CHALLENGE:
Please report every line from the material that contains the word "ylabel".

STORED DATA:
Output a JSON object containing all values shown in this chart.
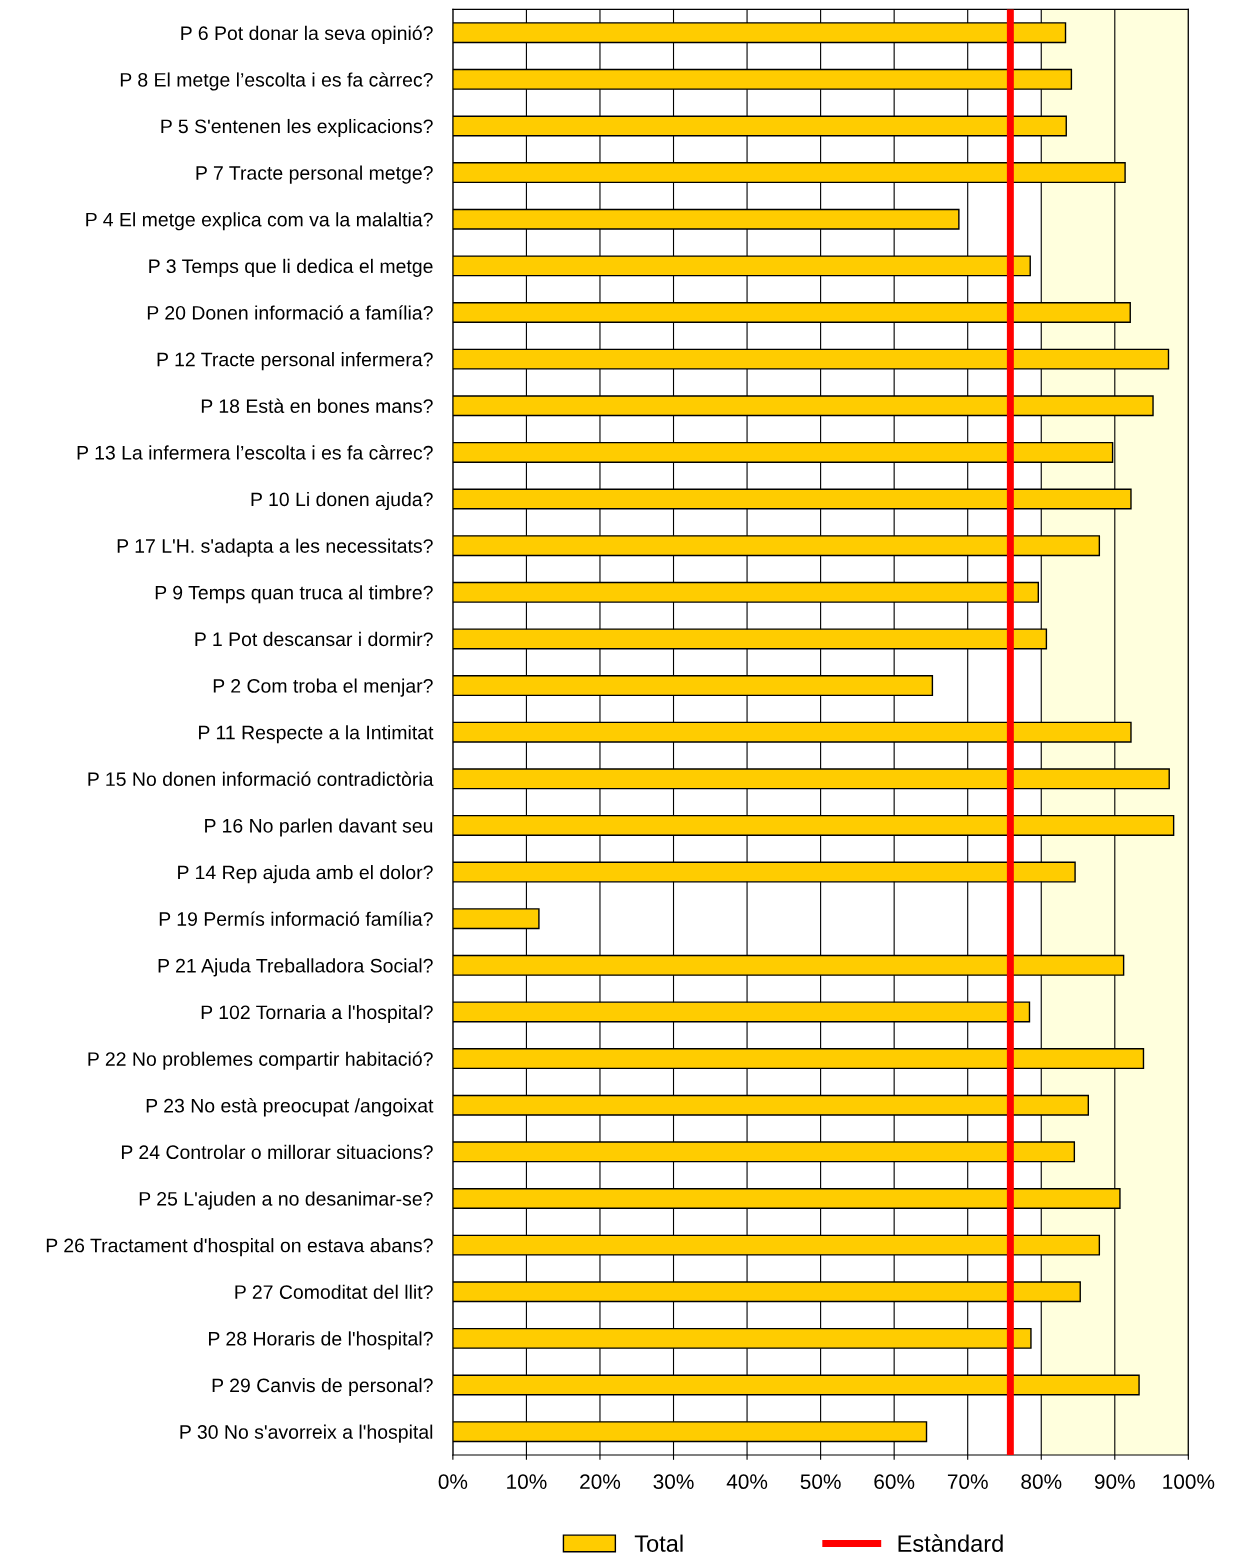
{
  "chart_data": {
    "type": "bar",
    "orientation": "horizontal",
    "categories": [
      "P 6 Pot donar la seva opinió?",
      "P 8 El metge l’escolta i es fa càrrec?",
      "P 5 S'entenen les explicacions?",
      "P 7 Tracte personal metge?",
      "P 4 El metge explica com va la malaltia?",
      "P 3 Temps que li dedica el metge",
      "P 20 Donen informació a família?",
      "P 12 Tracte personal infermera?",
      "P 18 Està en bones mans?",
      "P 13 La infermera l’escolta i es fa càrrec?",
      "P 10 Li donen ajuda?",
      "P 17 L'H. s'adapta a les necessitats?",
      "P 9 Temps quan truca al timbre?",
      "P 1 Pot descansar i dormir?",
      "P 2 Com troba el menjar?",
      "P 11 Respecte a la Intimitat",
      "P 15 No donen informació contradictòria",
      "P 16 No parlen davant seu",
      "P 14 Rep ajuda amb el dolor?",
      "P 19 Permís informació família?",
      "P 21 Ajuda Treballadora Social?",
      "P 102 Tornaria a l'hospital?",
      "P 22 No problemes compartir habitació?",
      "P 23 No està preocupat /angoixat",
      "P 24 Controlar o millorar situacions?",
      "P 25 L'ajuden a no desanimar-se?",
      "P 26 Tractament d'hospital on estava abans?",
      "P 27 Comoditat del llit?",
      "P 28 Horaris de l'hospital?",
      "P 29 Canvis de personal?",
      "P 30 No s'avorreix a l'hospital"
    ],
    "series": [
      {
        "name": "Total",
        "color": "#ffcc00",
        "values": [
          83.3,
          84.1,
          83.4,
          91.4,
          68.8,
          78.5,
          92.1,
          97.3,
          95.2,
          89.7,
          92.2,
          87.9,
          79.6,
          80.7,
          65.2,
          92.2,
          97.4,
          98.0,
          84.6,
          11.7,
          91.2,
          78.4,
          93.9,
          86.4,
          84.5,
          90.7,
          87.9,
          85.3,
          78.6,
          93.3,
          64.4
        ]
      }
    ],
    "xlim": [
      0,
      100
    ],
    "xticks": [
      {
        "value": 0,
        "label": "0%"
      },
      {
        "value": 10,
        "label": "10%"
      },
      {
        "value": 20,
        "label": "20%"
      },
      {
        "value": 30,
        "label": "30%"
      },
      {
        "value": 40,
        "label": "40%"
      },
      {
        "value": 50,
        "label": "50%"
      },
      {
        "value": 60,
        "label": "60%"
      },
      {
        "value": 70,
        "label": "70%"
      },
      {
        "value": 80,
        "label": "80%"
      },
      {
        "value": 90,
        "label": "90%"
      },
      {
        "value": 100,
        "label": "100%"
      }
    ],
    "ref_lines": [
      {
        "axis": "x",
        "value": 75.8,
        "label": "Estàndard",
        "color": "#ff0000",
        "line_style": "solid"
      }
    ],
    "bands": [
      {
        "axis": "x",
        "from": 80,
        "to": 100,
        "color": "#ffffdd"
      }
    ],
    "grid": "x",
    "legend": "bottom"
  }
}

---

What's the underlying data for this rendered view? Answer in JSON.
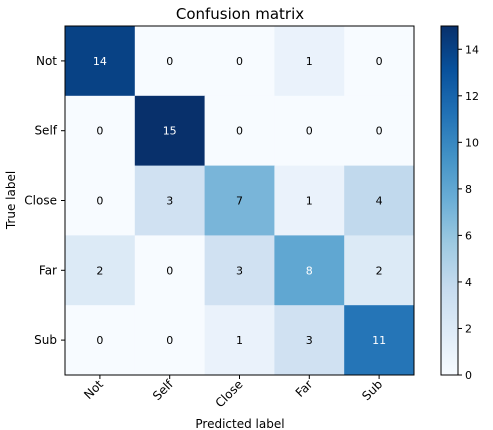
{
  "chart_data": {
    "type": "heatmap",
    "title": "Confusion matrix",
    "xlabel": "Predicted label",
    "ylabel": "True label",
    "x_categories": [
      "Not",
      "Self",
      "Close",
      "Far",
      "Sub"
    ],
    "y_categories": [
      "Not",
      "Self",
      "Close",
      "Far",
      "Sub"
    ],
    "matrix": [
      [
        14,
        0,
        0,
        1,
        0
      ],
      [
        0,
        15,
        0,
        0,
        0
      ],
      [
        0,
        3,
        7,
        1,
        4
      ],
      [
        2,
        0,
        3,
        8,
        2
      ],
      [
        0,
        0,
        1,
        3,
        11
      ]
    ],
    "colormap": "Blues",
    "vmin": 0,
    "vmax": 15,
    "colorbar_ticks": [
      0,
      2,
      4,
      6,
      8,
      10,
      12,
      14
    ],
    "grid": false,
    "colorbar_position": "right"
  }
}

--

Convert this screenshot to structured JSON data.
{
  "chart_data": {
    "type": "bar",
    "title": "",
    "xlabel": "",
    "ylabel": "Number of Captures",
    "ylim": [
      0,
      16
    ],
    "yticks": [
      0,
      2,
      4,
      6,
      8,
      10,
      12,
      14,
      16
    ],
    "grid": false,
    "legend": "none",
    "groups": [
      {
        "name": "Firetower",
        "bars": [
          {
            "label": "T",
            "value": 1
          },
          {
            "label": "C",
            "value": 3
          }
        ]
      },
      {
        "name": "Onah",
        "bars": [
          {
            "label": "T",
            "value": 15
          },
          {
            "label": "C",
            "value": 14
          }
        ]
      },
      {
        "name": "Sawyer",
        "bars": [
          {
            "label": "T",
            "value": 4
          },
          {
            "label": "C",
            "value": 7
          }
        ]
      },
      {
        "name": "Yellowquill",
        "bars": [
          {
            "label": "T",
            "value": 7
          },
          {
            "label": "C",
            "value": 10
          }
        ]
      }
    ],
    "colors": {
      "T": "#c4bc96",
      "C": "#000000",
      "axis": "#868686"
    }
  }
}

RESPONSE TO THE TASK:
    "ylabel": "True label",
    "ylabel": "Number of Captures",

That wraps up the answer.